Copy out all lines where "Retention" appears.

--- begin ---

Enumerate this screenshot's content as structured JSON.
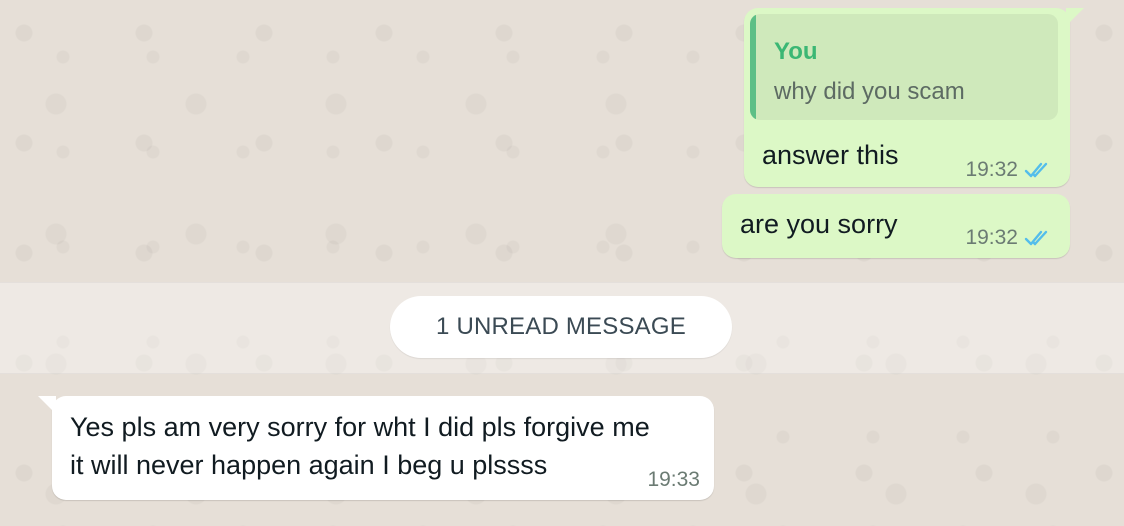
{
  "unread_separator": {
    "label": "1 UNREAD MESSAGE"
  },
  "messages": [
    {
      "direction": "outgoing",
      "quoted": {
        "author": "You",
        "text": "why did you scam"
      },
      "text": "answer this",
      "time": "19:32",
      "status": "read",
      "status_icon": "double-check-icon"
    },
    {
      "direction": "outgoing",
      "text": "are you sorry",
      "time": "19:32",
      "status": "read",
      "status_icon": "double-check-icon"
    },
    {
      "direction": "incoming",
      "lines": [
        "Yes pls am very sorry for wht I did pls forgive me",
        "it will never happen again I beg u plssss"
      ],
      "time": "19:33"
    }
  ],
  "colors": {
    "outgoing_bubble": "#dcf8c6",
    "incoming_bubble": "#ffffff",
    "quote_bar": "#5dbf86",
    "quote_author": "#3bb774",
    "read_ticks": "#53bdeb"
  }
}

--- end ---
--- begin ---

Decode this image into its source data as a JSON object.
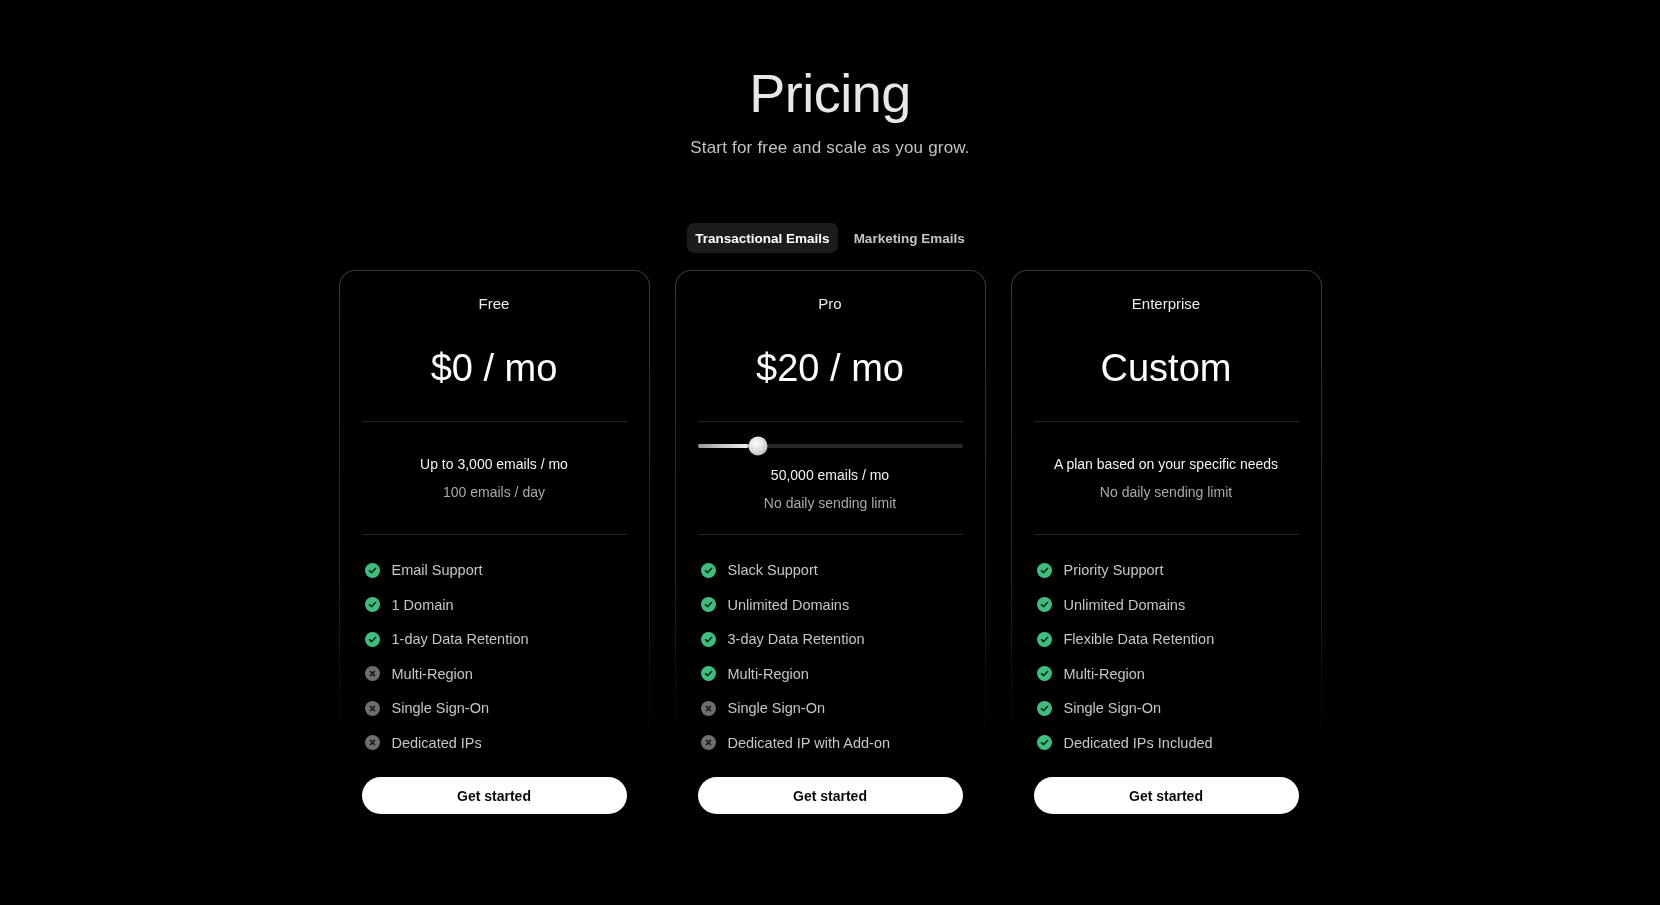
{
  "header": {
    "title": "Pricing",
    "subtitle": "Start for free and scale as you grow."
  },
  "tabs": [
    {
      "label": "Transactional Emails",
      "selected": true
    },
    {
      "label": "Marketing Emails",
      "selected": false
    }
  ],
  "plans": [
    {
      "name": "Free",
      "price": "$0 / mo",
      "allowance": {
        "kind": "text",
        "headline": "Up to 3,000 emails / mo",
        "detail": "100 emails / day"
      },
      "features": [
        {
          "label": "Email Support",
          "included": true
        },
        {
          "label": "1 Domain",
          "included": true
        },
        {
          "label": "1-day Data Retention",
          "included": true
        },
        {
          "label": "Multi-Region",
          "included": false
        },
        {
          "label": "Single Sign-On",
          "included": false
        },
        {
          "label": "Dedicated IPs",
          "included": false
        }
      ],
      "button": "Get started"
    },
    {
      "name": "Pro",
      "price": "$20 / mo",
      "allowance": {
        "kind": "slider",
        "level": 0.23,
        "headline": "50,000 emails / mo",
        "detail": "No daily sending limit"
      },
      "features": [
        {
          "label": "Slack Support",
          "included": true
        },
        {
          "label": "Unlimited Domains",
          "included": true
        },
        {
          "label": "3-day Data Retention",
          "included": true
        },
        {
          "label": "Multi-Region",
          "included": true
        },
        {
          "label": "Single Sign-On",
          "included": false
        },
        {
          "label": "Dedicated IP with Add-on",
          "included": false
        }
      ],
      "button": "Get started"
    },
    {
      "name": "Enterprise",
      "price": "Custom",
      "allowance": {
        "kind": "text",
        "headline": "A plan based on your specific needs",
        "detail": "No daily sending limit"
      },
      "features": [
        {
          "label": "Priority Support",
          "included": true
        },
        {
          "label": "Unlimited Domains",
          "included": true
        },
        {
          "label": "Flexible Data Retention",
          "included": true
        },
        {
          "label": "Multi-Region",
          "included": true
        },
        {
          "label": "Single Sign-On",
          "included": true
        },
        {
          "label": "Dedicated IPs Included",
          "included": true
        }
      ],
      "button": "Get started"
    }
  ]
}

--- end ---

**RESULT**
          "label": "1-day Data Retention",
          "label": "3-day Data Retention",
          "label": "Flexible Data Retention",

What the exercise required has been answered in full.